In the records below, find the line containing "Decode this image". Output it and every line after it to the end, unchanged, with no pictures.

== Extracted material ==

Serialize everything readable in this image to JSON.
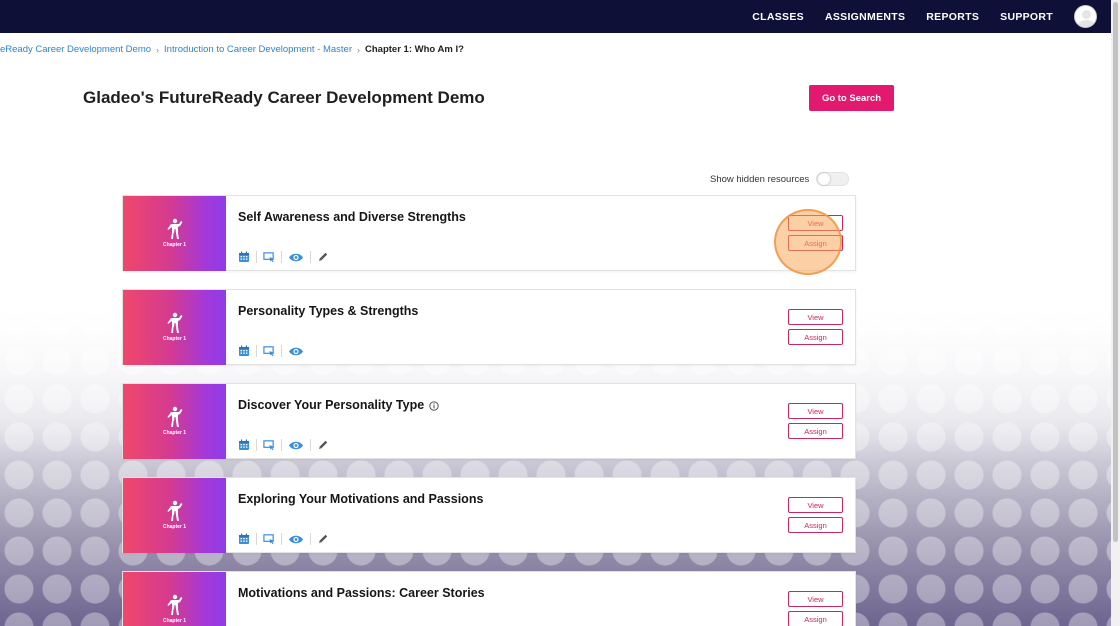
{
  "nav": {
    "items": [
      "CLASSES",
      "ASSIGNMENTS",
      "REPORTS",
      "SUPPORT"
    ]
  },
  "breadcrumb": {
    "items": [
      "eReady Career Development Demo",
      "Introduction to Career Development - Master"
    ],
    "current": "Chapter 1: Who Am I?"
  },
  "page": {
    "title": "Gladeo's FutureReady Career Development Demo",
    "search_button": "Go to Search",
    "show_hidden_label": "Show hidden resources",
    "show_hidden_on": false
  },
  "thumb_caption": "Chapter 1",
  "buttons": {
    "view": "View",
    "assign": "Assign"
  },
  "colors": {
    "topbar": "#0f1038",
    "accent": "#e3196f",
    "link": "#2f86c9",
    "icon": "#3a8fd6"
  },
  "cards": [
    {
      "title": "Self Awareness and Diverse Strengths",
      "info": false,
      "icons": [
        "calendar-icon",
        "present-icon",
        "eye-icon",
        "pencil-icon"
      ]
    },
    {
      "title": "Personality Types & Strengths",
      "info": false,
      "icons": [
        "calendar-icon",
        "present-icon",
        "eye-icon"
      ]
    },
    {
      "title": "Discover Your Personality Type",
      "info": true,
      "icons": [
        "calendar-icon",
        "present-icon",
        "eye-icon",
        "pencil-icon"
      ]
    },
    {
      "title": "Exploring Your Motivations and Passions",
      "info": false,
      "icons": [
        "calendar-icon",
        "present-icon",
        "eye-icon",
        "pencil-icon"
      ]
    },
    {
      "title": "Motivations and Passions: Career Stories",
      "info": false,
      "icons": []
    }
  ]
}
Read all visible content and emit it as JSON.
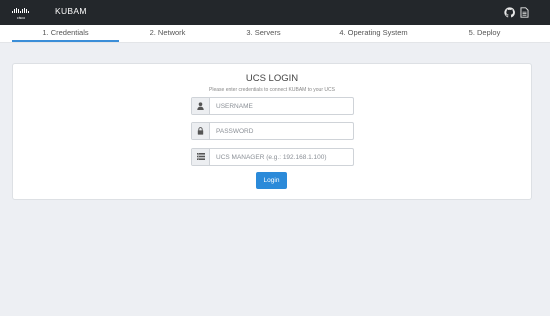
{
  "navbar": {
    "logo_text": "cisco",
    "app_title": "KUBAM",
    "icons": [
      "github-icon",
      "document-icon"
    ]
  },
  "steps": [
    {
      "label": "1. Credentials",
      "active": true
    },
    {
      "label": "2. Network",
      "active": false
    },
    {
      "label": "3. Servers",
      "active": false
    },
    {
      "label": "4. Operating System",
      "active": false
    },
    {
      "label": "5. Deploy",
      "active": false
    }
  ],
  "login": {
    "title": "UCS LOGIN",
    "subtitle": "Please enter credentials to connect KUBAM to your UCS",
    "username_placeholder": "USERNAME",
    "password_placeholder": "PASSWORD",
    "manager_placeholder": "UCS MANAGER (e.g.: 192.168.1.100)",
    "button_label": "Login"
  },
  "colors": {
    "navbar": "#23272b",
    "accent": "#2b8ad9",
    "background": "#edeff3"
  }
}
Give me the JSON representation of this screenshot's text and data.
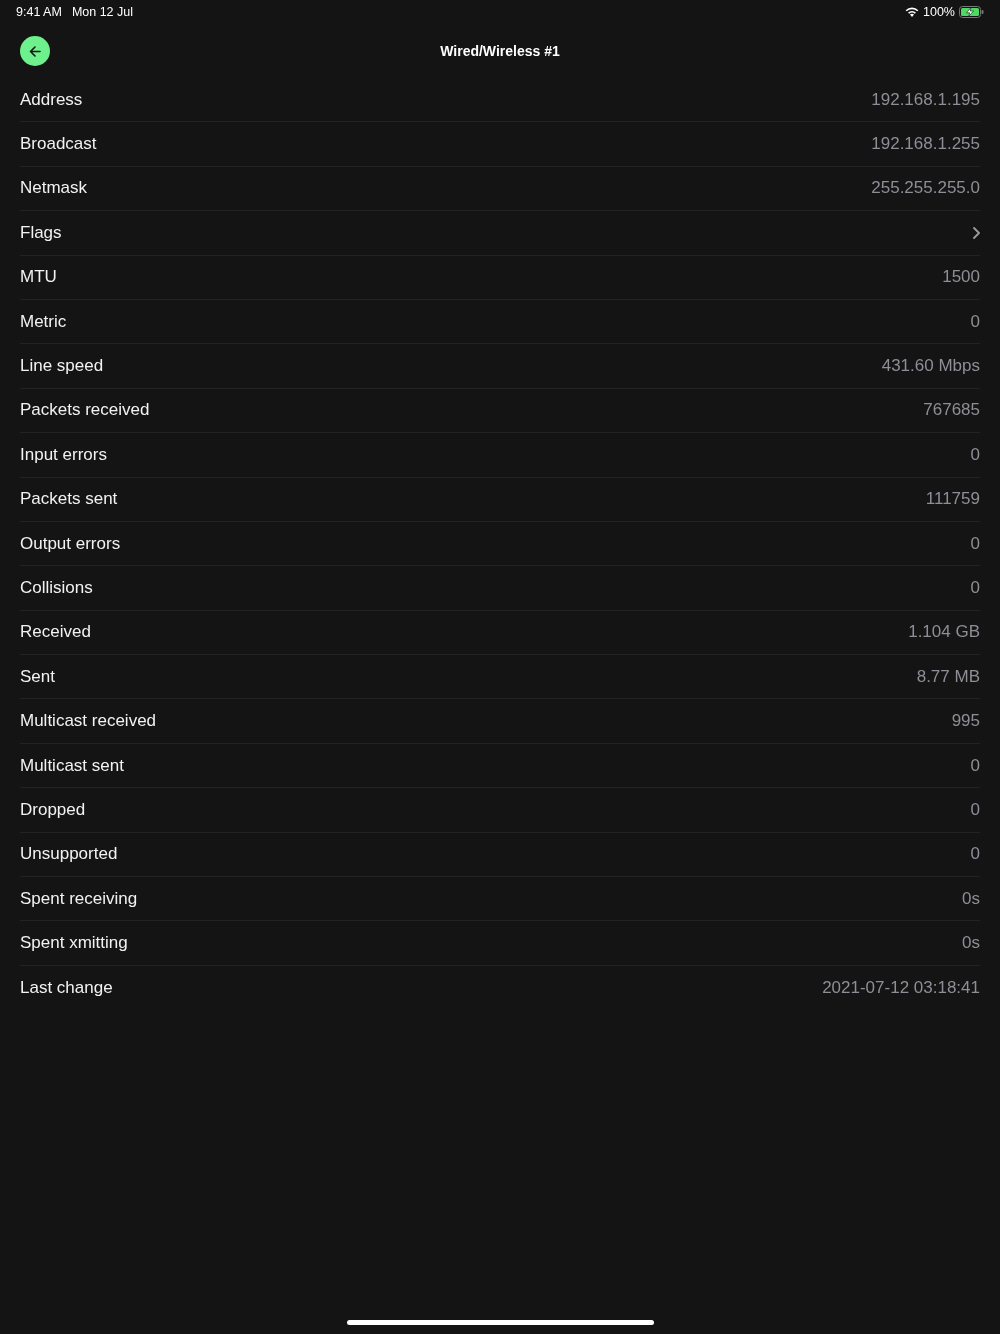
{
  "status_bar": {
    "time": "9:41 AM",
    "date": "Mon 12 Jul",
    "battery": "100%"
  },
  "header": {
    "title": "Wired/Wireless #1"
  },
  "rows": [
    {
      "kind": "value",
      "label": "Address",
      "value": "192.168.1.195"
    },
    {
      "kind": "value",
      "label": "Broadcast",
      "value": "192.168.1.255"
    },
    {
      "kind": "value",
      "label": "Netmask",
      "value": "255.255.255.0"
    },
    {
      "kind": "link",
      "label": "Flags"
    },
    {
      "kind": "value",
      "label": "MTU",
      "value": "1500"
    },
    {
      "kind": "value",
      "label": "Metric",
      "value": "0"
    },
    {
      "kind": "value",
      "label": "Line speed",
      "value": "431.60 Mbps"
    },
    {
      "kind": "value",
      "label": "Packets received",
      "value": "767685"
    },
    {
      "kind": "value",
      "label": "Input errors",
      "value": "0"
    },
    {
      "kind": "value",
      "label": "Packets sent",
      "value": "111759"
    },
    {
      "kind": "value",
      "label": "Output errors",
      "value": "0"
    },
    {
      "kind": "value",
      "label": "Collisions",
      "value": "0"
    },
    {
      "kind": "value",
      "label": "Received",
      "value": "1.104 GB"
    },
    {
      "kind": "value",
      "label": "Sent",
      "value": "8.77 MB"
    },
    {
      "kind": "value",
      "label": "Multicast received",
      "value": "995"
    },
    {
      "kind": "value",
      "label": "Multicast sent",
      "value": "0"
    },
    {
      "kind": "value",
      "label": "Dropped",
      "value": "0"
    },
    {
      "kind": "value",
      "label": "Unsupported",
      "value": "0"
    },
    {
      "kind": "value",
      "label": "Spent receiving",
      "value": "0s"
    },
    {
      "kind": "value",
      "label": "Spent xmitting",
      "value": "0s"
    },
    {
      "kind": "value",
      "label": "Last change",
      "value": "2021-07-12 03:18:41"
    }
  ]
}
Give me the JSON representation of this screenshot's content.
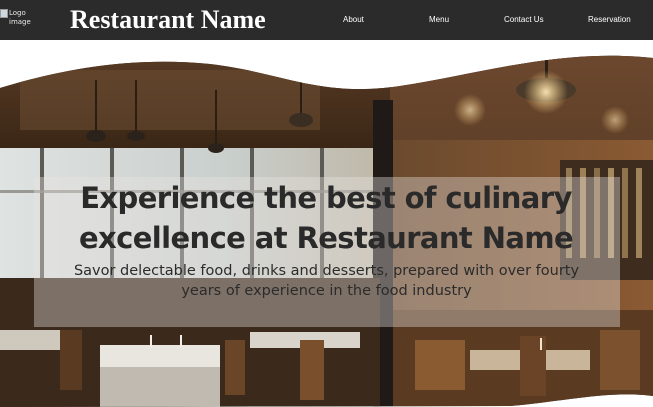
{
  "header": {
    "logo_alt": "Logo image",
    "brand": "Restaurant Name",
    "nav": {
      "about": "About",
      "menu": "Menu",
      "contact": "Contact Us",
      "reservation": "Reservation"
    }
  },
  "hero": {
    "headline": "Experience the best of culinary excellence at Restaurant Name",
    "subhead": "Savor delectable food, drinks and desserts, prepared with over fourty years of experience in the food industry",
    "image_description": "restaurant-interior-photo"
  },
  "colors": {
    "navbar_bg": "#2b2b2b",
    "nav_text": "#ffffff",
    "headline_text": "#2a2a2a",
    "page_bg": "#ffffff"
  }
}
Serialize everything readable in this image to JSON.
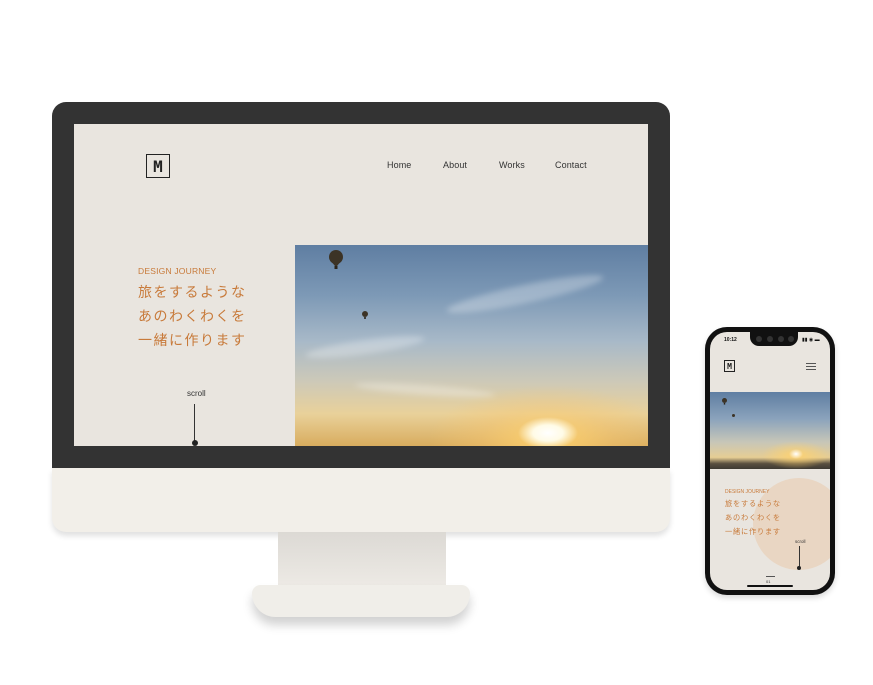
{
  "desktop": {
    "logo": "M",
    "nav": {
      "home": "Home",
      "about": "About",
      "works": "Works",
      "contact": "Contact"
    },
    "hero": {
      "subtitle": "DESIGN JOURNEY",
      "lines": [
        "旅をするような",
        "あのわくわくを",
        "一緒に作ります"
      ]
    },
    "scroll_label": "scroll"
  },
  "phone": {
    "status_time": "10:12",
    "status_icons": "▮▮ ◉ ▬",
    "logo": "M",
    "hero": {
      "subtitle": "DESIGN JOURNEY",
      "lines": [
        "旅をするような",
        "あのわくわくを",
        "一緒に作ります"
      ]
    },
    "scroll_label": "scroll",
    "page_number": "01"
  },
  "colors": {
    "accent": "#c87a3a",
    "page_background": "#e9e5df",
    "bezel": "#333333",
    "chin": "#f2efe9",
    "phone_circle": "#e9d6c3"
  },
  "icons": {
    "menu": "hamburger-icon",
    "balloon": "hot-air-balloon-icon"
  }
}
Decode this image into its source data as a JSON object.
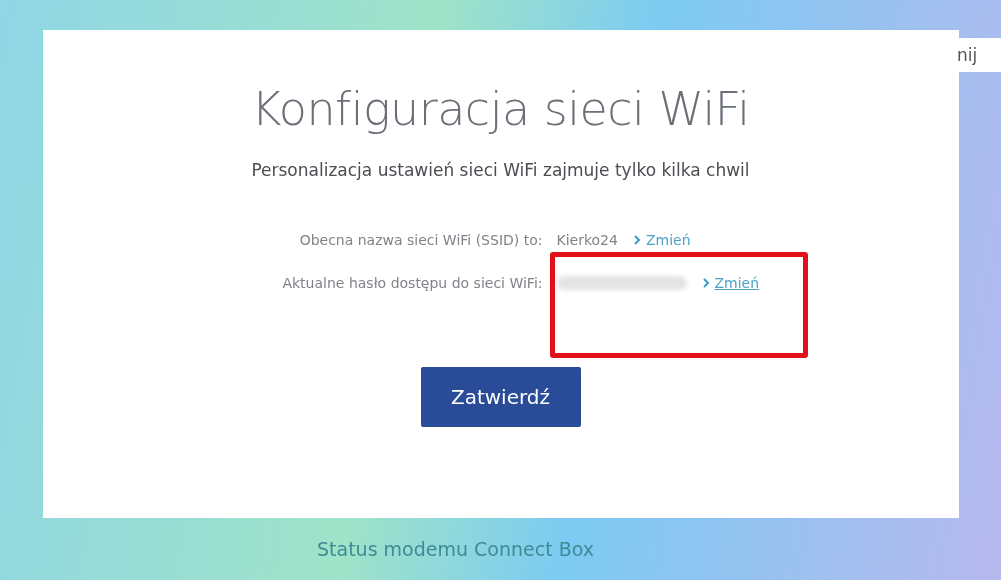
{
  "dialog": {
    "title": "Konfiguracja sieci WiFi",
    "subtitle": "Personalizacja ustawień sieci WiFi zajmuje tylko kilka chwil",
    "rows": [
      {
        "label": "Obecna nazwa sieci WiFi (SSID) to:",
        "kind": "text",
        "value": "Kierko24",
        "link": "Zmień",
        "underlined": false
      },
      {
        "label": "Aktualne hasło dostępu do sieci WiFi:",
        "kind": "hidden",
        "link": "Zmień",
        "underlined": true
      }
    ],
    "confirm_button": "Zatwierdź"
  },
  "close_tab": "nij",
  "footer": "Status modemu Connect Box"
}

===

* [Solution]
Decode this image into its source data as a JSON object.
{
  "dialog": {
    "title": "Konfiguracja sieci WiFi",
    "subtitle": "Personalizacja ustawień sieci WiFi zajmuje tylko kilka chwil",
    "rows": [
      {
        "label": "Obecna nazwa sieci WiFi (SSID) to:",
        "kind": "text",
        "value": "Kierko24",
        "link": "Zmień",
        "underlined": false
      },
      {
        "label": "Aktualne hasło dostępu do sieci WiFi:",
        "kind": "hidden",
        "link": "Zmień",
        "underlined": true
      }
    ],
    "confirm_button": "Zatwierdź"
  },
  "close_tab": "nij",
  "footer": "Status modemu Connect Box"
}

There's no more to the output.